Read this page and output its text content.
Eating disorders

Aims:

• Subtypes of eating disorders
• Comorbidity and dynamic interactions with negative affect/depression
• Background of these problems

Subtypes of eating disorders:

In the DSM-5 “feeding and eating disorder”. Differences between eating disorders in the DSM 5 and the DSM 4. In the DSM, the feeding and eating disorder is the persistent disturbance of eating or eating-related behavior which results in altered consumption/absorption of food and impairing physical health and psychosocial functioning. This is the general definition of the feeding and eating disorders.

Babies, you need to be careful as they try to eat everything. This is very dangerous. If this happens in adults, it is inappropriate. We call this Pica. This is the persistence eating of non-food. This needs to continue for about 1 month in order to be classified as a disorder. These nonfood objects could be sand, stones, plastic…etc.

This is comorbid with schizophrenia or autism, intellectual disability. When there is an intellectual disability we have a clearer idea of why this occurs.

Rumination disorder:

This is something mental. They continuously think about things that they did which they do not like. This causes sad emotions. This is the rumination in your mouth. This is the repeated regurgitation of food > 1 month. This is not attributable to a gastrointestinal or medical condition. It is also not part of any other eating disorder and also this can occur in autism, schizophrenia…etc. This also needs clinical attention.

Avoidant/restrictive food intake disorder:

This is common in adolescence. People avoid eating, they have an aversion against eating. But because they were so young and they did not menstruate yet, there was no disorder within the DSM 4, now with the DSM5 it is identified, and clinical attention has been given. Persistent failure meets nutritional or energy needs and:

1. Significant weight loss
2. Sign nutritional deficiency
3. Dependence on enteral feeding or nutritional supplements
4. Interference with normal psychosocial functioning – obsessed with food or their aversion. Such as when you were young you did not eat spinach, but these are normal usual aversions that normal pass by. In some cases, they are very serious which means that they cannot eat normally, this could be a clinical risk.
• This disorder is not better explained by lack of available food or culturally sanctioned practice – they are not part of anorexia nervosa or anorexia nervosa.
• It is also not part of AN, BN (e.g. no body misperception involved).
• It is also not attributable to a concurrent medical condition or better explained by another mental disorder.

STATED GOAL:
Looking at the data above, how many lines hold the word "were"? Respond with the number alone.

THE OUTPUT:
2